Dataset records

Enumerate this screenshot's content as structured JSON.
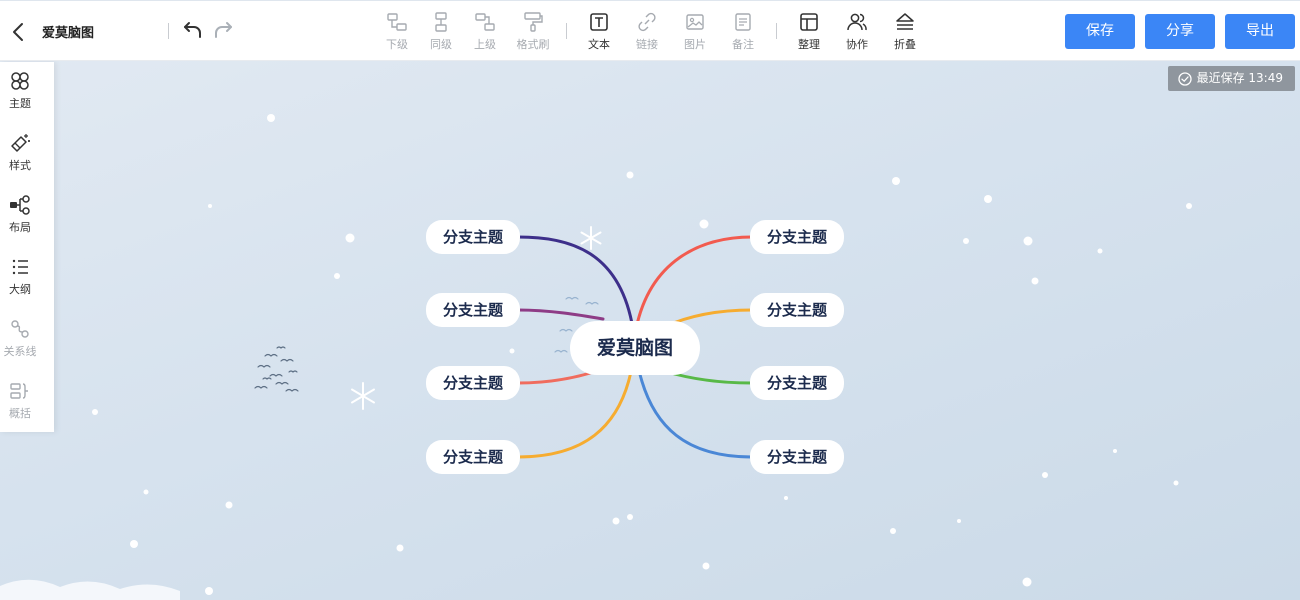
{
  "header": {
    "back_icon": "chevron-left-icon",
    "title": "爱莫脑图",
    "undo_icon": "undo-icon",
    "redo_icon": "redo-icon"
  },
  "toolbar": {
    "tools": [
      {
        "id": "child",
        "label": "下级",
        "icon": "add-child-node-icon",
        "enabled": false
      },
      {
        "id": "sibling",
        "label": "同级",
        "icon": "add-sibling-node-icon",
        "enabled": false
      },
      {
        "id": "parent",
        "label": "上级",
        "icon": "add-parent-node-icon",
        "enabled": false
      },
      {
        "id": "format-brush",
        "label": "格式刷",
        "icon": "format-brush-icon",
        "enabled": false
      },
      {
        "id": "text",
        "label": "文本",
        "icon": "text-box-icon",
        "enabled": true
      },
      {
        "id": "link",
        "label": "链接",
        "icon": "link-icon",
        "enabled": false
      },
      {
        "id": "image",
        "label": "图片",
        "icon": "image-icon",
        "enabled": false
      },
      {
        "id": "note",
        "label": "备注",
        "icon": "note-icon",
        "enabled": false
      },
      {
        "id": "arrange",
        "label": "整理",
        "icon": "layout-panel-icon",
        "enabled": true
      },
      {
        "id": "collab",
        "label": "协作",
        "icon": "users-icon",
        "enabled": true
      },
      {
        "id": "collapse",
        "label": "折叠",
        "icon": "collapse-icon",
        "enabled": true
      }
    ],
    "save_label": "保存",
    "share_label": "分享",
    "export_label": "导出",
    "accent_color": "#3b86f6"
  },
  "sidebar": {
    "items": [
      {
        "id": "theme",
        "label": "主题",
        "icon": "theme-grid-icon",
        "enabled": true
      },
      {
        "id": "style",
        "label": "样式",
        "icon": "magic-brush-icon",
        "enabled": true
      },
      {
        "id": "layout",
        "label": "布局",
        "icon": "layout-structure-icon",
        "enabled": true
      },
      {
        "id": "outline",
        "label": "大纲",
        "icon": "outline-list-icon",
        "enabled": true
      },
      {
        "id": "relation",
        "label": "关系线",
        "icon": "relation-line-icon",
        "enabled": false
      },
      {
        "id": "summary",
        "label": "概括",
        "icon": "summary-bracket-icon",
        "enabled": false
      }
    ]
  },
  "status": {
    "icon": "check-circle-icon",
    "text": "最近保存 13:49"
  },
  "mindmap": {
    "root": "爱莫脑图",
    "left_branches": [
      {
        "label": "分支主题",
        "color": "#3d2f8a"
      },
      {
        "label": "分支主题",
        "color": "#8e3c86"
      },
      {
        "label": "分支主题",
        "color": "#f06c5e"
      },
      {
        "label": "分支主题",
        "color": "#f6ac30"
      }
    ],
    "right_branches": [
      {
        "label": "分支主题",
        "color": "#f25b4f"
      },
      {
        "label": "分支主题",
        "color": "#f6ac30"
      },
      {
        "label": "分支主题",
        "color": "#58b947"
      },
      {
        "label": "分支主题",
        "color": "#4a87d6"
      }
    ]
  }
}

▶ **Problem**: Report how many lines of the records above contain the word "node", giving only the number.

▶ **Expected answer**: 3